━━━ Material supplied ━━━

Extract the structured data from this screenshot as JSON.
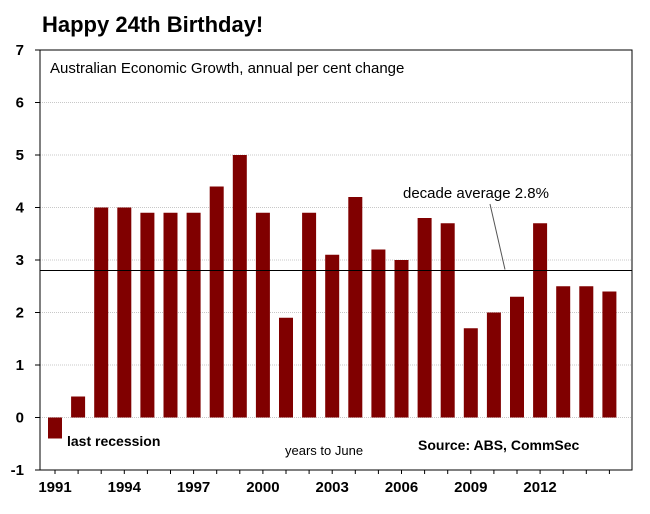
{
  "title": "Happy 24th Birthday!",
  "chart_data": {
    "type": "bar",
    "subtitle": "Australian Economic Growth, annual per cent change",
    "categories": [
      "1991",
      "1992",
      "1993",
      "1994",
      "1995",
      "1996",
      "1997",
      "1998",
      "1999",
      "2000",
      "2001",
      "2002",
      "2003",
      "2004",
      "2005",
      "2006",
      "2007",
      "2008",
      "2009",
      "2010",
      "2011",
      "2012",
      "2013",
      "2014",
      "2015"
    ],
    "values": [
      -0.4,
      0.4,
      4.0,
      4.0,
      3.9,
      3.9,
      3.9,
      4.4,
      5.0,
      3.9,
      1.9,
      3.9,
      3.1,
      4.2,
      3.2,
      3.0,
      3.8,
      3.7,
      1.7,
      2.0,
      2.3,
      3.7,
      2.5,
      2.5,
      2.4
    ],
    "x_tick_labels": [
      "1991",
      "1994",
      "1997",
      "2000",
      "2003",
      "2006",
      "2009",
      "2012"
    ],
    "y_ticks": [
      -1,
      0,
      1,
      2,
      3,
      4,
      5,
      6,
      7
    ],
    "ylim": [
      -1,
      7
    ],
    "bar_color": "#800000",
    "reference_line": {
      "value": 2.8,
      "label": "decade average 2.8%"
    },
    "annotations": {
      "recession": "last recession",
      "xlabel": "years to June",
      "source": "Source: ABS, CommSec"
    },
    "grid": true
  }
}
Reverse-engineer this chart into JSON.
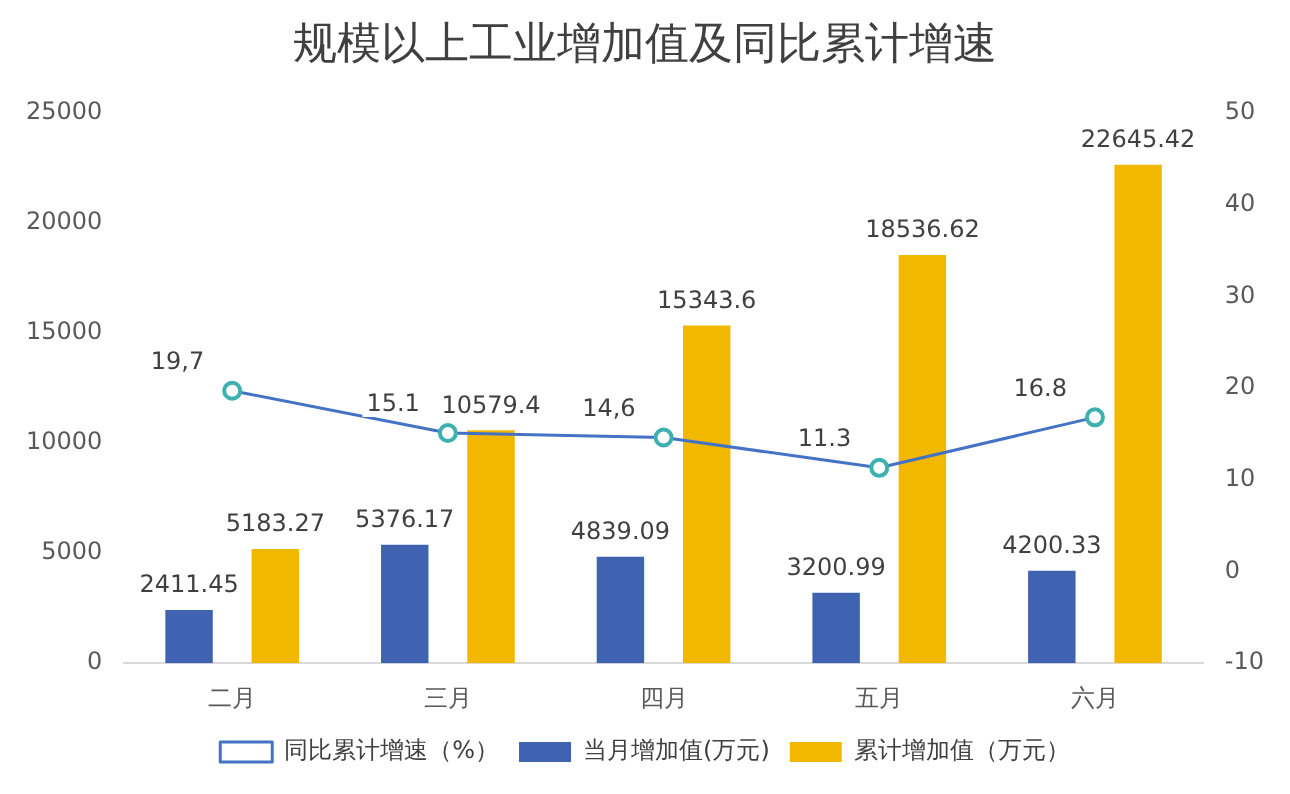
{
  "chart_data": {
    "type": "bar",
    "title": "规模以上工业增加值及同比累计增速",
    "categories": [
      "二月",
      "三月",
      "四月",
      "五月",
      "六月"
    ],
    "series": [
      {
        "name": "当月增加值(万元)",
        "color": "#3f63b0",
        "values": [
          2411.45,
          5376.17,
          4839.09,
          3200.99,
          4200.33
        ],
        "value_labels": [
          "2411.45",
          "5376.17",
          "4839.09",
          "3200.99",
          "4200.33"
        ]
      },
      {
        "name": "累计增加值（万元）",
        "color": "#f2b800",
        "values": [
          5183.27,
          10579.4,
          15343.6,
          18536.62,
          22645.42
        ],
        "value_labels": [
          "5183.27",
          "10579.4",
          "15343.6",
          "18536.62",
          "22645.42"
        ]
      },
      {
        "name": "同比累计增速（%）",
        "type": "line",
        "axis": "y2",
        "color": "#4472c4",
        "marker": "circle",
        "values": [
          19.7,
          15.1,
          14.6,
          11.3,
          16.8
        ],
        "value_labels": [
          "19,7",
          "15.1",
          "14,6",
          "11.3",
          "16.8"
        ]
      }
    ],
    "ylim": [
      0,
      25000
    ],
    "yticks": [
      0,
      5000,
      10000,
      15000,
      20000,
      25000
    ],
    "y2lim": [
      -10,
      50
    ],
    "y2ticks": [
      -10,
      0,
      10,
      20,
      30,
      40,
      50
    ],
    "grid": false,
    "legend": "bottom"
  }
}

━━━

### Short task
Give the data again exactly as written, with all pictures left out.

### The response
Extract the structured data from this screenshot as JSON.
{
  "title": "Happy 24th Birthday!",
  "chart_data": {
    "type": "bar",
    "subtitle": "Australian Economic Growth, annual per cent change",
    "categories": [
      "1991",
      "1992",
      "1993",
      "1994",
      "1995",
      "1996",
      "1997",
      "1998",
      "1999",
      "2000",
      "2001",
      "2002",
      "2003",
      "2004",
      "2005",
      "2006",
      "2007",
      "2008",
      "2009",
      "2010",
      "2011",
      "2012",
      "2013",
      "2014",
      "2015"
    ],
    "values": [
      -0.4,
      0.4,
      4.0,
      4.0,
      3.9,
      3.9,
      3.9,
      4.4,
      5.0,
      3.9,
      1.9,
      3.9,
      3.1,
      4.2,
      3.2,
      3.0,
      3.8,
      3.7,
      1.7,
      2.0,
      2.3,
      3.7,
      2.5,
      2.5,
      2.4
    ],
    "x_tick_labels": [
      "1991",
      "1994",
      "1997",
      "2000",
      "2003",
      "2006",
      "2009",
      "2012"
    ],
    "y_ticks": [
      -1,
      0,
      1,
      2,
      3,
      4,
      5,
      6,
      7
    ],
    "ylim": [
      -1,
      7
    ],
    "bar_color": "#800000",
    "reference_line": {
      "value": 2.8,
      "label": "decade average 2.8%"
    },
    "annotations": {
      "recession": "last recession",
      "xlabel": "years to June",
      "source": "Source: ABS, CommSec"
    },
    "grid": true
  }
}
Reverse-engineer this chart into JSON.
{
  "chart_data": {
    "type": "bar",
    "title": "规模以上工业增加值及同比累计增速",
    "categories": [
      "二月",
      "三月",
      "四月",
      "五月",
      "六月"
    ],
    "series": [
      {
        "name": "当月增加值(万元)",
        "color": "#3f63b0",
        "values": [
          2411.45,
          5376.17,
          4839.09,
          3200.99,
          4200.33
        ],
        "value_labels": [
          "2411.45",
          "5376.17",
          "4839.09",
          "3200.99",
          "4200.33"
        ]
      },
      {
        "name": "累计增加值（万元）",
        "color": "#f2b800",
        "values": [
          5183.27,
          10579.4,
          15343.6,
          18536.62,
          22645.42
        ],
        "value_labels": [
          "5183.27",
          "10579.4",
          "15343.6",
          "18536.62",
          "22645.42"
        ]
      },
      {
        "name": "同比累计增速（%）",
        "type": "line",
        "axis": "y2",
        "color": "#4472c4",
        "marker": "circle",
        "values": [
          19.7,
          15.1,
          14.6,
          11.3,
          16.8
        ],
        "value_labels": [
          "19,7",
          "15.1",
          "14,6",
          "11.3",
          "16.8"
        ]
      }
    ],
    "ylim": [
      0,
      25000
    ],
    "yticks": [
      0,
      5000,
      10000,
      15000,
      20000,
      25000
    ],
    "y2lim": [
      -10,
      50
    ],
    "y2ticks": [
      -10,
      0,
      10,
      20,
      30,
      40,
      50
    ],
    "grid": false,
    "legend": "bottom"
  }
}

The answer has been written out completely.